# [INFORMATION SHOWN]
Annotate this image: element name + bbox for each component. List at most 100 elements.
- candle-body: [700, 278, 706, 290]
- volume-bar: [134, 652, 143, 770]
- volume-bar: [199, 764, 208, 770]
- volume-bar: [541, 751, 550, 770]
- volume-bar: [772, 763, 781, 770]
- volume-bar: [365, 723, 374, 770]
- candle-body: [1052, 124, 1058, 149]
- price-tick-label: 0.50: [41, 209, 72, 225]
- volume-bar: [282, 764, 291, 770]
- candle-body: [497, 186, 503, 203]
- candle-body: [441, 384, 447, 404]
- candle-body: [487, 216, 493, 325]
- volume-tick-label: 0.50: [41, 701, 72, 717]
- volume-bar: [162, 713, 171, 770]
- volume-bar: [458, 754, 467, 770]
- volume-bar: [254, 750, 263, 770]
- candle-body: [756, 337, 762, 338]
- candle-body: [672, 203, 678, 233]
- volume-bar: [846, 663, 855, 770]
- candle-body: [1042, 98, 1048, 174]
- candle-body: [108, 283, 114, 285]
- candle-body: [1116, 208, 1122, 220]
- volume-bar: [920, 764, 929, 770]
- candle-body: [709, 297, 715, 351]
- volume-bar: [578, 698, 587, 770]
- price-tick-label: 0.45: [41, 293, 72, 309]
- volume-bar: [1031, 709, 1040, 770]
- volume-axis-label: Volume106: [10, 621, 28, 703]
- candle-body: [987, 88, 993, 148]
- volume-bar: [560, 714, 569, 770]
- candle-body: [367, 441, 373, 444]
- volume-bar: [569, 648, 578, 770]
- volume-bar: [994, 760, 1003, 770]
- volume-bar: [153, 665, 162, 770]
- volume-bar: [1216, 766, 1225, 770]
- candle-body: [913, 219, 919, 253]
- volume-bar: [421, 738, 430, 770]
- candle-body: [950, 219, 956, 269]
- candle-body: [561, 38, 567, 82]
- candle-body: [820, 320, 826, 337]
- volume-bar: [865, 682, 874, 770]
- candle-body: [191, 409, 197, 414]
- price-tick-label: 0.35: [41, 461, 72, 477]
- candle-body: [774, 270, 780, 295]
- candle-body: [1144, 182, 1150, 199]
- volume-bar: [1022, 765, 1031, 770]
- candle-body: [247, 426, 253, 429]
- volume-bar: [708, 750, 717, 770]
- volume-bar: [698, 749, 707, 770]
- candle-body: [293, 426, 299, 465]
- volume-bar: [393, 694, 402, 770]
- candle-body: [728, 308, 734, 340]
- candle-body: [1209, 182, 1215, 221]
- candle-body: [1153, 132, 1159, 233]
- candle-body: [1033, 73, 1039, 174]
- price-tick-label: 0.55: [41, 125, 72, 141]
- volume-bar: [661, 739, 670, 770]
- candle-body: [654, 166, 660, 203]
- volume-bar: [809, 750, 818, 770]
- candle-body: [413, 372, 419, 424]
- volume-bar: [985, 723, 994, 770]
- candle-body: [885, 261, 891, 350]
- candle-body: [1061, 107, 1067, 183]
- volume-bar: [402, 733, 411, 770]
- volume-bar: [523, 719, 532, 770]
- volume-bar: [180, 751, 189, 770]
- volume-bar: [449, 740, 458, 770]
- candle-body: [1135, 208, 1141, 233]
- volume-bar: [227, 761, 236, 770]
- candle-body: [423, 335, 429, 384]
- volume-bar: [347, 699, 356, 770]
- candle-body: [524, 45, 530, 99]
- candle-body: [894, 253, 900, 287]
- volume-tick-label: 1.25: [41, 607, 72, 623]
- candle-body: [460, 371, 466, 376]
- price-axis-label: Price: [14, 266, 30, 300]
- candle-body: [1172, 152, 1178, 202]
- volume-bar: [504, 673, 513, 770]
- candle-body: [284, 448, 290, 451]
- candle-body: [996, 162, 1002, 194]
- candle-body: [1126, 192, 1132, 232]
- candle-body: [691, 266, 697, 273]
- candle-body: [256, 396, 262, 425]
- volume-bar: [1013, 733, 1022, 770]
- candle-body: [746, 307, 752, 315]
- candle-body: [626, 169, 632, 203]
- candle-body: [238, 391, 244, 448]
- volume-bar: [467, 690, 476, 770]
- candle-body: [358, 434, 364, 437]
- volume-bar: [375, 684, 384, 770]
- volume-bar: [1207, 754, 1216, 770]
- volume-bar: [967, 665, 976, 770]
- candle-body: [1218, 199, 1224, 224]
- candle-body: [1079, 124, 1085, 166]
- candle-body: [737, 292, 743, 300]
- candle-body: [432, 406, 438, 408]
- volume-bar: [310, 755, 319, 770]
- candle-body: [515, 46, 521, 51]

# [EXERCISE]
Pick out every line of the listing above that contains the string "axis", matching its case exactly, and copy each one.

# [SOLUTION]
- volume-axis-label: Volume106: [10, 621, 28, 703]
- price-axis-label: Price: [14, 266, 30, 300]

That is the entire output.